§ Given task: Extract every line of the material that holds the string "archive".

══ Record set

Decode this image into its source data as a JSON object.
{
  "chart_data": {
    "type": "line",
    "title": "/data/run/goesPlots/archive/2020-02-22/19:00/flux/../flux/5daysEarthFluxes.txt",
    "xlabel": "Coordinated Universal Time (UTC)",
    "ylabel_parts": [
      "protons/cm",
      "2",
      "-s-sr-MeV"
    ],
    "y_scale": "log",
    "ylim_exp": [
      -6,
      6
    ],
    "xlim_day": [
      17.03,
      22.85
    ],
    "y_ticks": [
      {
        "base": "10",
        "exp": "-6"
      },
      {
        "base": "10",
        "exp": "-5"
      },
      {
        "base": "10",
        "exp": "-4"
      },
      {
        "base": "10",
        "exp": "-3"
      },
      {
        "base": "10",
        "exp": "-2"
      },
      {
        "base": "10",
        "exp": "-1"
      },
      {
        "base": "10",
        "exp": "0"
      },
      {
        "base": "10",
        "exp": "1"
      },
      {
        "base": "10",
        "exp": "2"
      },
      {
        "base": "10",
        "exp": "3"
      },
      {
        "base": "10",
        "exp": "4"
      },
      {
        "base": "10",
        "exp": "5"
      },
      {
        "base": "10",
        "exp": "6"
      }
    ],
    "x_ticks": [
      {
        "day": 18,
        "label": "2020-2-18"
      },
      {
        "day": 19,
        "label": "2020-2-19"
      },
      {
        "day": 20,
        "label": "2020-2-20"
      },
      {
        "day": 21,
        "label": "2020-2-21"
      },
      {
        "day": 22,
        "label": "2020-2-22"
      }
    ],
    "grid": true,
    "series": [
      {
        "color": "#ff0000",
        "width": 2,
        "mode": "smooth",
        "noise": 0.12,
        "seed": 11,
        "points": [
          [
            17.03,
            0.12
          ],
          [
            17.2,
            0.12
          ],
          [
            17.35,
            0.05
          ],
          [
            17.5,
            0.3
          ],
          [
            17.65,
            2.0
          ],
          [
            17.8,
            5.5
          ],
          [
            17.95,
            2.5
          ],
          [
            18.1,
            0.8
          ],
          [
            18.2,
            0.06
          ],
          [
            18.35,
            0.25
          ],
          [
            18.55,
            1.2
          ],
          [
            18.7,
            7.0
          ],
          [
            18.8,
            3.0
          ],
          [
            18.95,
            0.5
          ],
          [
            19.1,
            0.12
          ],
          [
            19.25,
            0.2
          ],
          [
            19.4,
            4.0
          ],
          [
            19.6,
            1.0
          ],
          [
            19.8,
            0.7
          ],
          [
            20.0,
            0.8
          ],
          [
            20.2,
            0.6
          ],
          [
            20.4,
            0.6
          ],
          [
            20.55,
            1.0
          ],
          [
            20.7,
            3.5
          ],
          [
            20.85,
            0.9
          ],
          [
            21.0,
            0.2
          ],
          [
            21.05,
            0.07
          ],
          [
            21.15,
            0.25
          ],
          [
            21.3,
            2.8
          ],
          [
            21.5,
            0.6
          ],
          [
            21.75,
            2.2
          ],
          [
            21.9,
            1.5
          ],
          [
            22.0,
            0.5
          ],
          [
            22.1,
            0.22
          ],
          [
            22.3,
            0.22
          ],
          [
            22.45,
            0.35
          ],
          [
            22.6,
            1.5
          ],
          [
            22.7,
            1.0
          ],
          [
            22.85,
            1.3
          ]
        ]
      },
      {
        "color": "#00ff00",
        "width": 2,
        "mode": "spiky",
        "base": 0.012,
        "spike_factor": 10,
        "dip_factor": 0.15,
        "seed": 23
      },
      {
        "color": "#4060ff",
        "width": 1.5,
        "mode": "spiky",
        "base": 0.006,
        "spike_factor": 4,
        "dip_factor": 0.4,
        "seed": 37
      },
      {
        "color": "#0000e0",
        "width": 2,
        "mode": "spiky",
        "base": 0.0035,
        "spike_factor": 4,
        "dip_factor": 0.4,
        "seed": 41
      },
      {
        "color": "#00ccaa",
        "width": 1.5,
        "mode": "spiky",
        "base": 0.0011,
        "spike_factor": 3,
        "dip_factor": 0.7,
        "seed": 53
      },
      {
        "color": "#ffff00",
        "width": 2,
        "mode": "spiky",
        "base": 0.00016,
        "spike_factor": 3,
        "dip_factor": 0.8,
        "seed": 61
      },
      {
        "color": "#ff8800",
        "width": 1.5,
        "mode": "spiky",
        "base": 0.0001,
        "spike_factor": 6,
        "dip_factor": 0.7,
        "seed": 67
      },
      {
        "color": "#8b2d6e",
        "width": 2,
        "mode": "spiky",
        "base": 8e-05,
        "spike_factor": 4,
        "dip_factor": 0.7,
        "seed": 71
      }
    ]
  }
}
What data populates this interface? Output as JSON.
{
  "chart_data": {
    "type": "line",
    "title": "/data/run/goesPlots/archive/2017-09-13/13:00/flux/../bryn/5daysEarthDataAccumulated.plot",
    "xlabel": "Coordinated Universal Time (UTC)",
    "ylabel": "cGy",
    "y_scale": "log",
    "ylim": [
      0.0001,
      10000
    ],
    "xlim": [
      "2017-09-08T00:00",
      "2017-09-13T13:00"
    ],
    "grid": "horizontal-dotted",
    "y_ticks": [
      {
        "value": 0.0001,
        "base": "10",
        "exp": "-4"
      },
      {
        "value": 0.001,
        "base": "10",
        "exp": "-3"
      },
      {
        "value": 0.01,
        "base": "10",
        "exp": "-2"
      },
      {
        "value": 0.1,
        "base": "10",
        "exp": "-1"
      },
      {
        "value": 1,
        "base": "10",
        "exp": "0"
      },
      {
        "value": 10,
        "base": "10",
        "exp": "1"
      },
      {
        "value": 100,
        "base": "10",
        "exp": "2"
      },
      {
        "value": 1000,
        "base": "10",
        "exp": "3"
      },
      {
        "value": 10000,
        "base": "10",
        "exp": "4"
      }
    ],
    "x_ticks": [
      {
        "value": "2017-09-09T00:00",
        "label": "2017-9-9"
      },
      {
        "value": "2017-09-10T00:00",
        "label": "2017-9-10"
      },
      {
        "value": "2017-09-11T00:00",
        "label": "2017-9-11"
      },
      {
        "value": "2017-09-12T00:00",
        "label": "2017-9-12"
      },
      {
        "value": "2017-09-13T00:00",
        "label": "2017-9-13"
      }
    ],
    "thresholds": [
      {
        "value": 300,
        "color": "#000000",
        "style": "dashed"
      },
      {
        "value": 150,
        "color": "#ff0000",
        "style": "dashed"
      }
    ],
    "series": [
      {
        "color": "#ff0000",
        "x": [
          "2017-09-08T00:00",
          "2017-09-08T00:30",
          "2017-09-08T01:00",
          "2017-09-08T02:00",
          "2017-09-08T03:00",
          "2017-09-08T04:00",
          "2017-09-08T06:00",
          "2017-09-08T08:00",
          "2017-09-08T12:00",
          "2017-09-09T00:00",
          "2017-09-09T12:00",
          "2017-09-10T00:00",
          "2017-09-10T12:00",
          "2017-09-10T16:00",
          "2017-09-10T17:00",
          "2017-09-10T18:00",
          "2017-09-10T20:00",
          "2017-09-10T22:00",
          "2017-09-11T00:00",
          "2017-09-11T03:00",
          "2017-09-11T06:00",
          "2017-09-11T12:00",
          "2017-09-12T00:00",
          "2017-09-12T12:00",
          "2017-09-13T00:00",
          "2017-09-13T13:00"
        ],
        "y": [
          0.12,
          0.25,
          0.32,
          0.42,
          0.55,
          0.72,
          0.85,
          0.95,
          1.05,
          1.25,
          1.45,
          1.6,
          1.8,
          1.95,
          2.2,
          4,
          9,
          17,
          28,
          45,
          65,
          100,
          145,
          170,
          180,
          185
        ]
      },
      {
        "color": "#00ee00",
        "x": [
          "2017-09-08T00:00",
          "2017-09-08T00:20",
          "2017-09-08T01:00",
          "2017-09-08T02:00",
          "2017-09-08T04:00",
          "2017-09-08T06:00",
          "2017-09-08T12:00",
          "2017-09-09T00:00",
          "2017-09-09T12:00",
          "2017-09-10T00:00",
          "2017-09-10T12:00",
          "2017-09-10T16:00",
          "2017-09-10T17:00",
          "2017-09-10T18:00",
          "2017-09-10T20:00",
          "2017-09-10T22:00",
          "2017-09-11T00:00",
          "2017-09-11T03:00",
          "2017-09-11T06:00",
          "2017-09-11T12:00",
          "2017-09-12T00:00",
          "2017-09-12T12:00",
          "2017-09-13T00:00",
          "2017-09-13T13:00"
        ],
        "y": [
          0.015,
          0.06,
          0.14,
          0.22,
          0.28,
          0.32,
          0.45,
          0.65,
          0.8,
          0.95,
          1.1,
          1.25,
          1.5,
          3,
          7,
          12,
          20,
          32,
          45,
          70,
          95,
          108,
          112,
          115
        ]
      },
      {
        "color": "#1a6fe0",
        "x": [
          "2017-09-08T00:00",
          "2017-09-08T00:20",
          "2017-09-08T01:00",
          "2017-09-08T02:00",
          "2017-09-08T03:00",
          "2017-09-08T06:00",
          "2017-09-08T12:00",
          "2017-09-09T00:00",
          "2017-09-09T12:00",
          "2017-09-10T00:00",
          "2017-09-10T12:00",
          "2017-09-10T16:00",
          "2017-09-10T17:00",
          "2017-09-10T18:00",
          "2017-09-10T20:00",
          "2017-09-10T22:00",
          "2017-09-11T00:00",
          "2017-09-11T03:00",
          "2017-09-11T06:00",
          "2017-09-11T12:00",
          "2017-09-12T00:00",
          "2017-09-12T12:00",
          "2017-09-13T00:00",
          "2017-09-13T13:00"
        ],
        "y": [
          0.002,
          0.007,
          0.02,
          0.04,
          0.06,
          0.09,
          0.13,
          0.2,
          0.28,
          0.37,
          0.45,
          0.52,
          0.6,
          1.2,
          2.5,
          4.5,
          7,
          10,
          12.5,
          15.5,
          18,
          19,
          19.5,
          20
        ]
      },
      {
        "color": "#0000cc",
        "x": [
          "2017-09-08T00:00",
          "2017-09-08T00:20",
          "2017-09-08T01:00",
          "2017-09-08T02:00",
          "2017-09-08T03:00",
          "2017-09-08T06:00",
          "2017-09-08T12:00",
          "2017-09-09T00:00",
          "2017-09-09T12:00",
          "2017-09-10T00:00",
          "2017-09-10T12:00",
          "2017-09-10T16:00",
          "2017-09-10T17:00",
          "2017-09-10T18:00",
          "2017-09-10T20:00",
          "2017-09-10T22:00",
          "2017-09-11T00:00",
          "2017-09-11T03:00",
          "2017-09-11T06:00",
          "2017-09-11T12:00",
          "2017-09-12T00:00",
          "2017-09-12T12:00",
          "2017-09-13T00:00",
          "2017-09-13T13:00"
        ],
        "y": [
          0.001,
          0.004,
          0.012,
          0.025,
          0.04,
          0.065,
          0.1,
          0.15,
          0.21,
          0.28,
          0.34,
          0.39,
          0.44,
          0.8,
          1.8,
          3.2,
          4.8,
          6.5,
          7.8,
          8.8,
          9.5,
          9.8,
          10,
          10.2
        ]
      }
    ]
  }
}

════

§ Exercise answer:
    "title": "/data/run/goesPlots/archive/2020-02-22/19:00/flux/../flux/5daysEarthFluxes.txt",
    "title": "/data/run/goesPlots/archive/2017-09-13/13:00/flux/../bryn/5daysEarthDataAccumulated.plot",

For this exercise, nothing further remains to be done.